§ Supplied information
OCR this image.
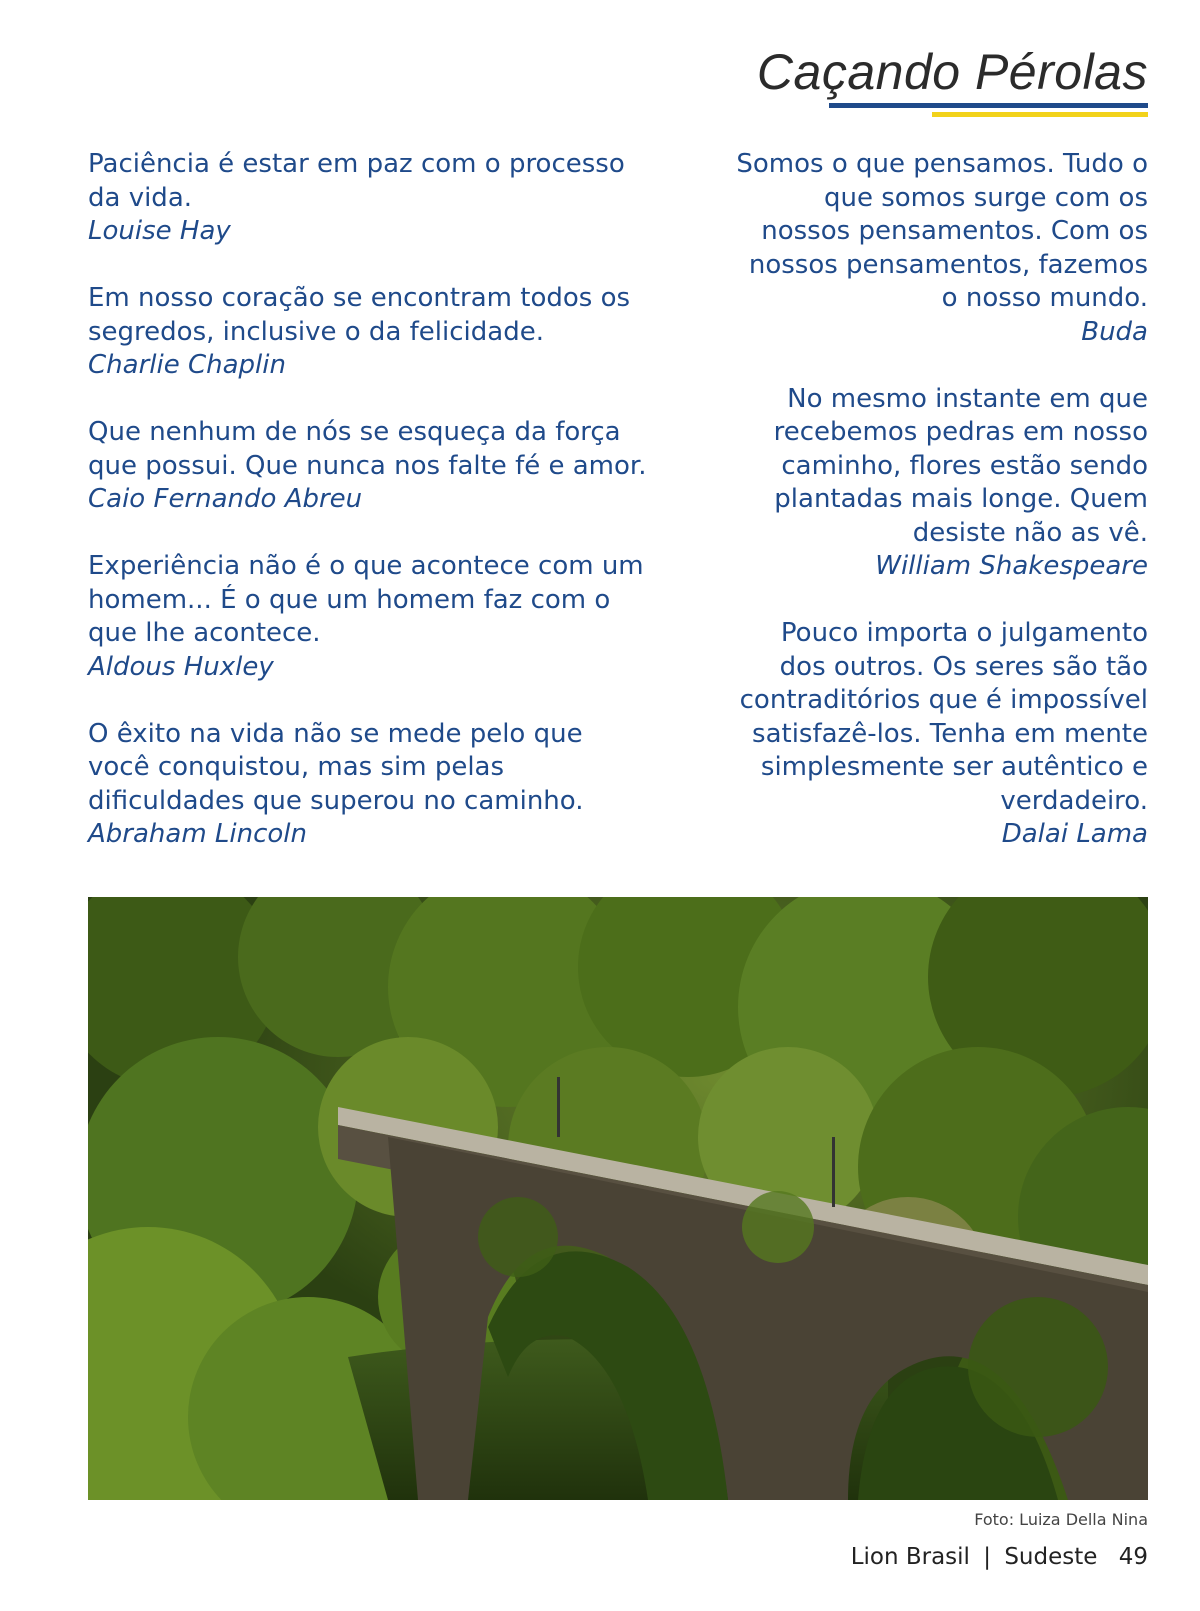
Caçando Pérolas
Paciência é estar em paz com o processo da vida.
Louise Hay
Em nosso coração se encontram todos os segredos, inclusive o da felicidade.
Charlie Chaplin
Que nenhum de nós se esqueça da força que possui. Que nunca nos falte fé e amor.
Caio Fernando Abreu
Experiência não é o que acontece com um homem... É o que um homem faz com o que lhe acontece.
Aldous Huxley
O êxito na vida não se mede pelo que você conquistou, mas sim pelas dificuldades que superou no caminho.
Abraham Lincoln
Somos o que pensamos. Tudo o que somos surge com os nossos pensamentos. Com os nossos pensamentos, fazemos o nosso mundo.
Buda
No mesmo instante em que recebemos pedras em nosso caminho, flores estão sendo plantadas mais longe. Quem desiste não as vê.
William Shakespeare
Pouco importa o julgamento dos outros. Os seres são tão contraditórios que é impossível satisfazê-los. Tenha em mente simplesmente ser autêntico e verdadeiro.
Dalai Lama
Foto: Luiza Della Nina
Lion Brasil | Sudeste 49
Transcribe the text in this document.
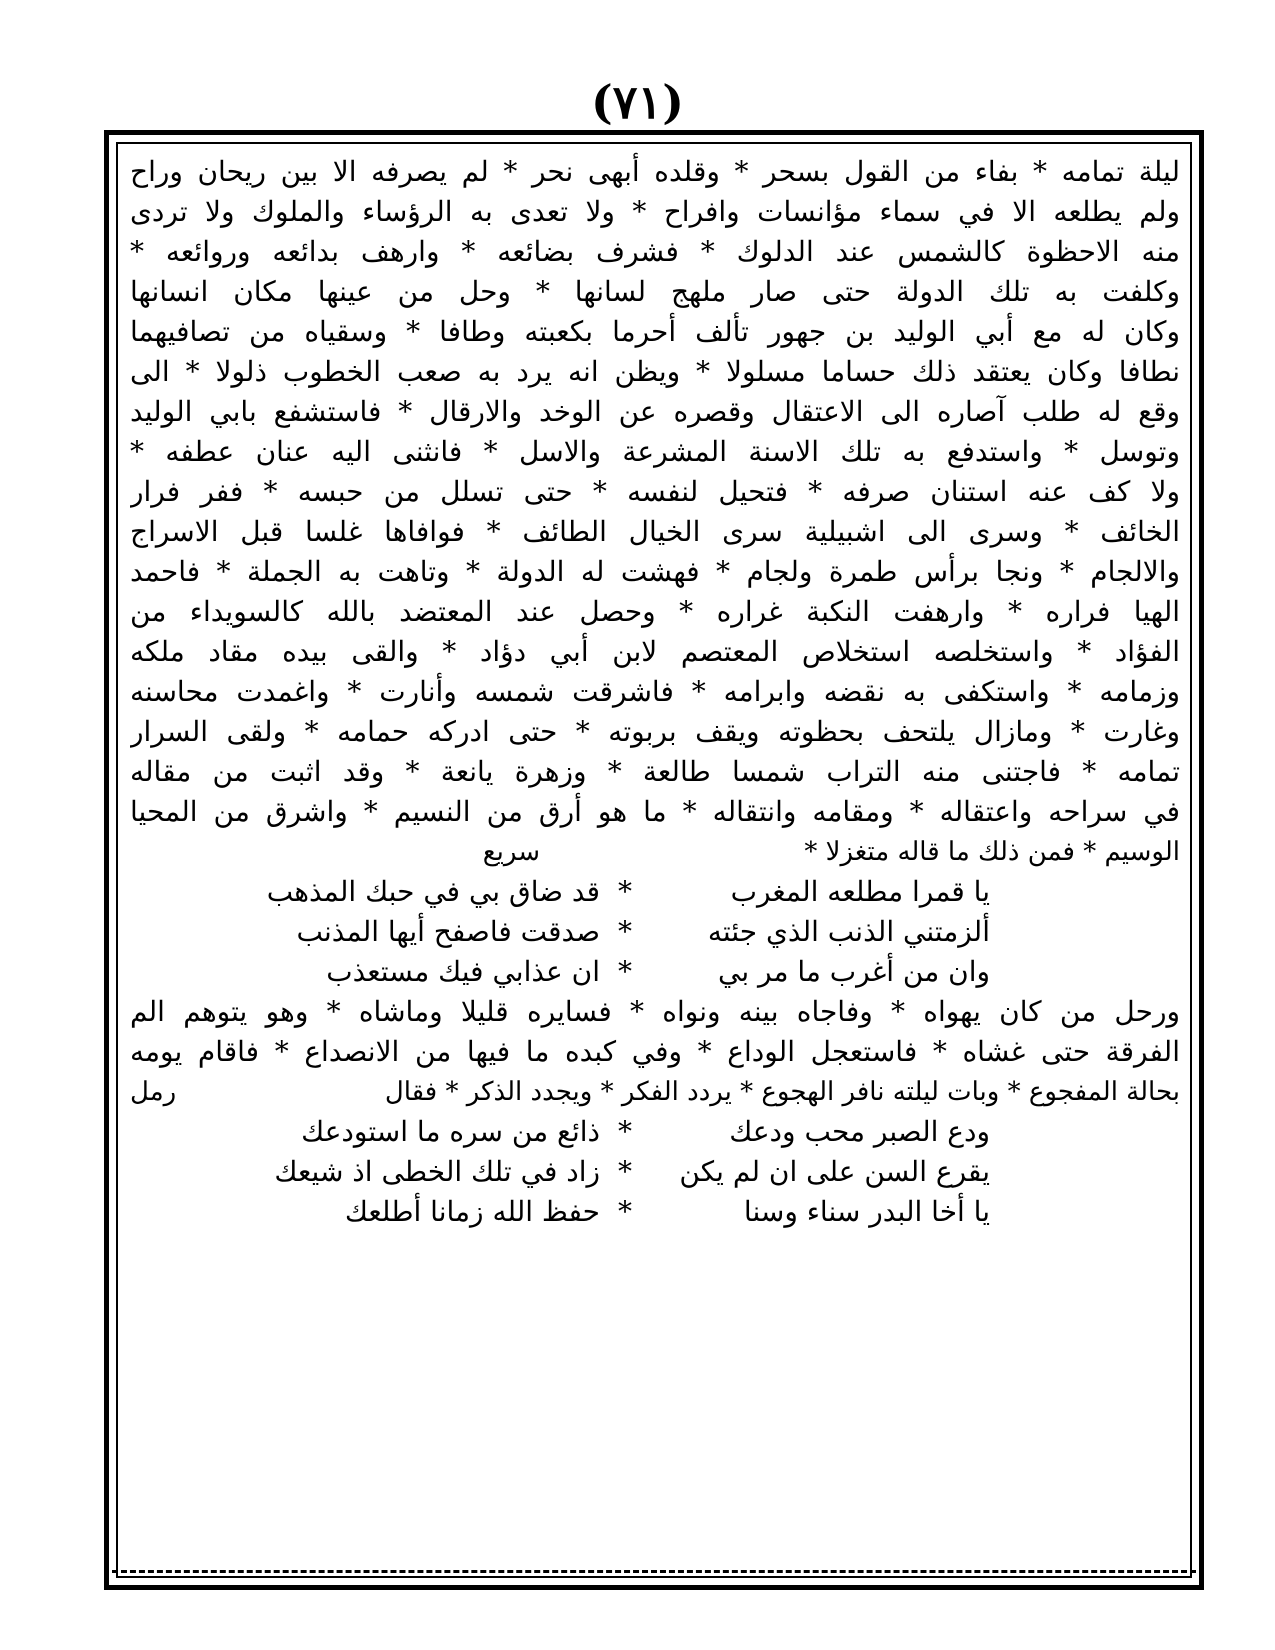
(٧١)
ليلة تمامه * بفاء من القول بسحر * وقلده أبهى نحر * لم يصرفه الا بين ريحان وراح
ولم يطلعه الا في سماء مؤانسات وافراح * ولا تعدى به الرؤساء والملوك ولا تردى
منه الاحظوة كالشمس عند الدلوك * فشرف بضائعه * وارهف بدائعه وروائعه *
وكلفت به تلك الدولة حتى صار ملهج لسانها * وحل من عينها مكان انسانها
وكان له مع أبي الوليد بن جهور تألف أحرما بكعبته وطافا * وسقياه من تصافيهما
نطافا وكان يعتقد ذلك حساما مسلولا * ويظن انه يرد به صعب الخطوب ذلولا * الى
وقع له طلب آصاره الى الاعتقال وقصره عن الوخد والارقال * فاستشفع بابي الوليد
وتوسل * واستدفع به تلك الاسنة المشرعة والاسل * فانثنى اليه عنان عطفه *
ولا كف عنه استنان صرفه * فتحيل لنفسه * حتى تسلل من حبسه * ففر فرار
الخائف * وسرى الى اشبيلية سرى الخيال الطائف * فوافاها غلسا قبل الاسراج
والالجام * ونجا برأس طمرة ولجام * فهشت له الدولة * وتاهت به الجملة * فاحمد
الهيا فراره * وارهفت النكبة غراره * وحصل عند المعتضد بالله كالسويداء من
الفؤاد * واستخلصه استخلاص المعتصم لابن أبي دؤاد * والقى بيده مقاد ملكه
وزمامه * واستكفى به نقضه وابرامه * فاشرقت شمسه وأنارت * واغمدت محاسنه
وغارت * ومازال يلتحف بحظوته ويقف بربوته * حتى ادركه حمامه * ولقى السرار
تمامه * فاجتنى منه التراب شمسا طالعة * وزهرة يانعة * وقد اثبت من مقاله
في سراحه واعتقاله * ومقامه وانتقاله * ما هو أرق من النسيم * واشرق من المحيا
الوسيم * فمن ذلك ما قاله متغزلا *
سريع
يا قمرا مطلعه المغرب
*
قد ضاق بي في حبك المذهب
ألزمتني الذنب الذي جئته
*
صدقت فاصفح أيها المذنب
وان من أغرب ما مر بي
*
ان عذابي فيك مستعذب
ورحل من كان يهواه * وفاجاه بينه ونواه * فسايره قليلا وماشاه * وهو يتوهم الم
الفرقة حتى غشاه * فاستعجل الوداع * وفي كبده ما فيها من الانصداع * فاقام يومه
بحالة المفجوع * وبات ليلته نافر الهجوع * يردد الفكر * ويجدد الذكر * فقال
رمل
ودع الصبر محب ودعك
*
ذائع من سره ما استودعك
يقرع السن على ان لم يكن
*
زاد في تلك الخطى اذ شيعك
يا أخا البدر سناء وسنا
*
حفظ الله زمانا أطلعك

§ Objective
Check each line of the entries for the string "nosso". Copy the lines that have it.

§ Final result
Em nosso coração se encontram todos os segredos, inclusive o da felicidade.
Somos o que pensamos. Tudo o que somos surge com os nossos pensamentos. Com os nossos pensamentos, fazemos o nosso mundo.
No mesmo instante em que recebemos pedras em nosso caminho, flores estão sendo plantadas mais longe. Quem desiste não as vê.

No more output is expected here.